WHAT YOU WILL DO — Change "value-cell" to "value-box" between the lines holding "confidence-interval: (–62·6 to" and "confidence-interval: (129 000", inclusive, and leave everything else as it is. Return only those lines.

DATASET —

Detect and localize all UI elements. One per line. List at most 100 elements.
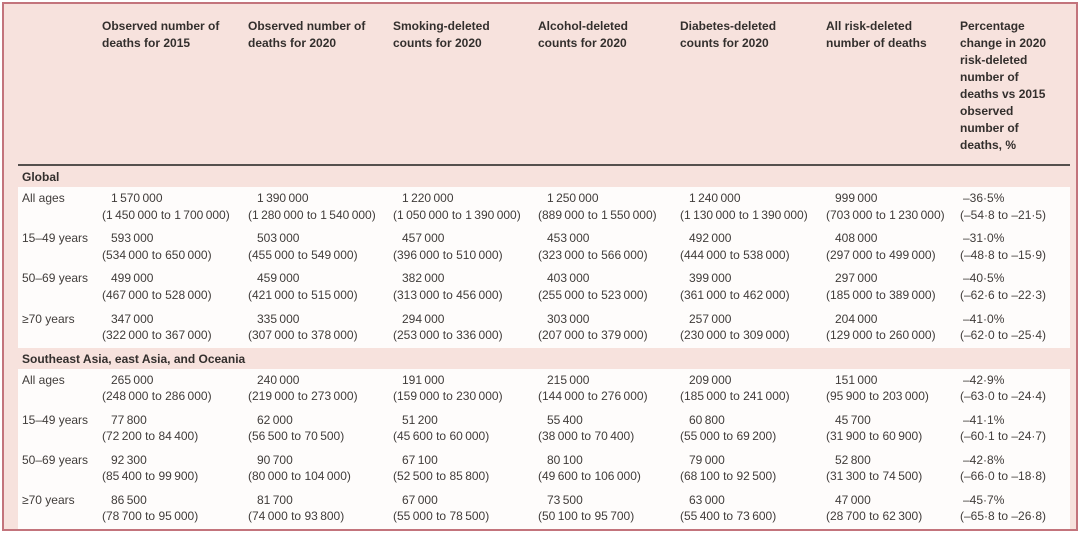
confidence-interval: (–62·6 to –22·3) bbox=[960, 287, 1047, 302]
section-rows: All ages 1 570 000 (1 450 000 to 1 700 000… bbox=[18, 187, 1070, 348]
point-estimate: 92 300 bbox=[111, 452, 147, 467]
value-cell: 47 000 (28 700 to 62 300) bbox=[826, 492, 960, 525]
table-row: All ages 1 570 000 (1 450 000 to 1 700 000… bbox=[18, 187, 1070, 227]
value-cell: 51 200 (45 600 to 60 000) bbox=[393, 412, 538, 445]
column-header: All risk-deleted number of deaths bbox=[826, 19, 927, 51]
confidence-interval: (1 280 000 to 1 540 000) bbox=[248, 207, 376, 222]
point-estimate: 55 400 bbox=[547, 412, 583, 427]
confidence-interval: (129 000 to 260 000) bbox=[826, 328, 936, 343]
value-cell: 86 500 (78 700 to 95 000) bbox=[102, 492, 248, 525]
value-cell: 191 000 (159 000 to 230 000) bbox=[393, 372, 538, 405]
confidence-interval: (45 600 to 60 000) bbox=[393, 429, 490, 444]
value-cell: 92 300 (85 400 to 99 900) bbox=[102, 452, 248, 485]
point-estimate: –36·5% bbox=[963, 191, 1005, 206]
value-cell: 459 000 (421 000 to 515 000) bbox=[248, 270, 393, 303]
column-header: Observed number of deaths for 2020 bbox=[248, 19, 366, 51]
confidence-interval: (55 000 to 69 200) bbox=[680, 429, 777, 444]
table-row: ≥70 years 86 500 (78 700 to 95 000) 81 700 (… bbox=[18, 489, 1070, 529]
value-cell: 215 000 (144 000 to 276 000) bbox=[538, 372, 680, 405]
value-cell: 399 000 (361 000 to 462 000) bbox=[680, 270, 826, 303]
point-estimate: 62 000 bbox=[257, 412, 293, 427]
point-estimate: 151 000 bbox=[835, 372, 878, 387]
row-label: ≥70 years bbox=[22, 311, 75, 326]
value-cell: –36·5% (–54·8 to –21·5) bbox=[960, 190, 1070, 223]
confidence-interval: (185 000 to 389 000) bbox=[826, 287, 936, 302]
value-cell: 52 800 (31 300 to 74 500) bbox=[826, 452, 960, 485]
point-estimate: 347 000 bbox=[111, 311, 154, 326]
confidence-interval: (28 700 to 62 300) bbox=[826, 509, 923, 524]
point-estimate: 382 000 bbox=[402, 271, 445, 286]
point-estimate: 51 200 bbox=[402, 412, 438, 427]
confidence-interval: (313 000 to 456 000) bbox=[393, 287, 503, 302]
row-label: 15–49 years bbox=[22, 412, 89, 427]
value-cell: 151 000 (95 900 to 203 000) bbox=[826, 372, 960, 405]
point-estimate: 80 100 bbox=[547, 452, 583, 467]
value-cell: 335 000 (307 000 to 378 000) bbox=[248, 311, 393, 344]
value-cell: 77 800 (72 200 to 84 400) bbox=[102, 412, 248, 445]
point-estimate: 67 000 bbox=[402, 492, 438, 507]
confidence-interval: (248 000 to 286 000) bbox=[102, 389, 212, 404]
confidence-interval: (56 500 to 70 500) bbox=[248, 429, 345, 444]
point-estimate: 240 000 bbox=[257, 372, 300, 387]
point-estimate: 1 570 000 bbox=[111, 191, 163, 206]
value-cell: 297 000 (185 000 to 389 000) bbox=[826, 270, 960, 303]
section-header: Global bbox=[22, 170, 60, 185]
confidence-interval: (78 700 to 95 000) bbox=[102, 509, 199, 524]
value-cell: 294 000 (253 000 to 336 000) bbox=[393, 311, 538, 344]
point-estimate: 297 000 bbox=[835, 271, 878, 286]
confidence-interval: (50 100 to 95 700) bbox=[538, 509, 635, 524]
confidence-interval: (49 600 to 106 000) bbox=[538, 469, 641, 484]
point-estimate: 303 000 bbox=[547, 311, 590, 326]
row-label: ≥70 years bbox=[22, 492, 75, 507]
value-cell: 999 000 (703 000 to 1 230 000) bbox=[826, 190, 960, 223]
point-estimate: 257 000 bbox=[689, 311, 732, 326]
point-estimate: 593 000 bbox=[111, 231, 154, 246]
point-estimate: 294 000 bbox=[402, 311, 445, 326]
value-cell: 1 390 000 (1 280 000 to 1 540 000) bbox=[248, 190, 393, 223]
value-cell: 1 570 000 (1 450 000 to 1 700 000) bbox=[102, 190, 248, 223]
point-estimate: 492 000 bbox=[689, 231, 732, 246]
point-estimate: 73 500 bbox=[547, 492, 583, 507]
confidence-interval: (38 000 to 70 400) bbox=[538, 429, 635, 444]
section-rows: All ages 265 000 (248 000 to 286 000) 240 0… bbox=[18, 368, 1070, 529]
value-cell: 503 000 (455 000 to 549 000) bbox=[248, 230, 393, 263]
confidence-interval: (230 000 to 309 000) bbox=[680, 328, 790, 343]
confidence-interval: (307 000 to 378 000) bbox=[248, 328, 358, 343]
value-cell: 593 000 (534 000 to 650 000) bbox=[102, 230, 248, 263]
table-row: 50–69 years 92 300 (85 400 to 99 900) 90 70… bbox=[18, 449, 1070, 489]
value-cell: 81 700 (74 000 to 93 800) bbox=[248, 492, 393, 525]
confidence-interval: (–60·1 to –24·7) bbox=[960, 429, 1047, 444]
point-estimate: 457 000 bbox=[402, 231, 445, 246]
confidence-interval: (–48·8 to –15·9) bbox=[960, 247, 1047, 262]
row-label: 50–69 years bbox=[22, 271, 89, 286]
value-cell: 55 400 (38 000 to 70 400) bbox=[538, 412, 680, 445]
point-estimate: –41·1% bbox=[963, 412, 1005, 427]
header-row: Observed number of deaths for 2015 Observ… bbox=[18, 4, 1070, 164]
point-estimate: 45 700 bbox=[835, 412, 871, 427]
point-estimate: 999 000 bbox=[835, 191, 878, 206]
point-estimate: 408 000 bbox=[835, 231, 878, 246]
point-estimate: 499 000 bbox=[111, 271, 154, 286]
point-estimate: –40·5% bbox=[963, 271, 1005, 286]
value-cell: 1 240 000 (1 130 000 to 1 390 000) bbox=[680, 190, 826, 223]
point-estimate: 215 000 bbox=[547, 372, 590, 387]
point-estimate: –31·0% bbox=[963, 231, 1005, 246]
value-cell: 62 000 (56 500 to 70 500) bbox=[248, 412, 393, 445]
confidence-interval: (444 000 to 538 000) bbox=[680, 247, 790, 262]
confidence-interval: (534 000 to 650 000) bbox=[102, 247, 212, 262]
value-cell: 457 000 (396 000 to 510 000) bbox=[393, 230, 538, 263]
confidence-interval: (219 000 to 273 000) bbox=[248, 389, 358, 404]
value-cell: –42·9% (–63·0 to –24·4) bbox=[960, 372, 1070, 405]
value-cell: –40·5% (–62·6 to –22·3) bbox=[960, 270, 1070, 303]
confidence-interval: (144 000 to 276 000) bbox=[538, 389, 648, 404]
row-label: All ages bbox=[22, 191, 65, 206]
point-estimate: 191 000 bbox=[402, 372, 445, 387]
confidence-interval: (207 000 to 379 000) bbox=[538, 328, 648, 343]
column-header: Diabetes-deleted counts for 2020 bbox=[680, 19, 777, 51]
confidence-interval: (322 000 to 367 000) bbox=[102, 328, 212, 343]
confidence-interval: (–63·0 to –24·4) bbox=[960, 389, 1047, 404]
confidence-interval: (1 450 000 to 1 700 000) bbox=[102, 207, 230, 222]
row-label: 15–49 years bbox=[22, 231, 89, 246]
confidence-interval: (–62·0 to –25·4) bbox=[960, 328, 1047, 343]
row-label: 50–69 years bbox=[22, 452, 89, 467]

WRITTEN SOLUTION —
confidence-interval: (–62·6 to –22·3) bbox=[960, 287, 1047, 302]
section-rows: All ages 1 570 000 (1 450 000 to 1 700 000… bbox=[18, 187, 1070, 348]
point-estimate: 92 300 bbox=[111, 452, 147, 467]
value-box: 47 000 (28 700 to 62 300) bbox=[826, 492, 960, 525]
table-row: All ages 1 570 000 (1 450 000 to 1 700 000… bbox=[18, 187, 1070, 227]
value-box: 51 200 (45 600 to 60 000) bbox=[393, 412, 538, 445]
column-header: All risk-deleted number of deaths bbox=[826, 19, 927, 51]
confidence-interval: (1 280 000 to 1 540 000) bbox=[248, 207, 376, 222]
point-estimate: 55 400 bbox=[547, 412, 583, 427]
confidence-interval: (129 000 to 260 000) bbox=[826, 328, 936, 343]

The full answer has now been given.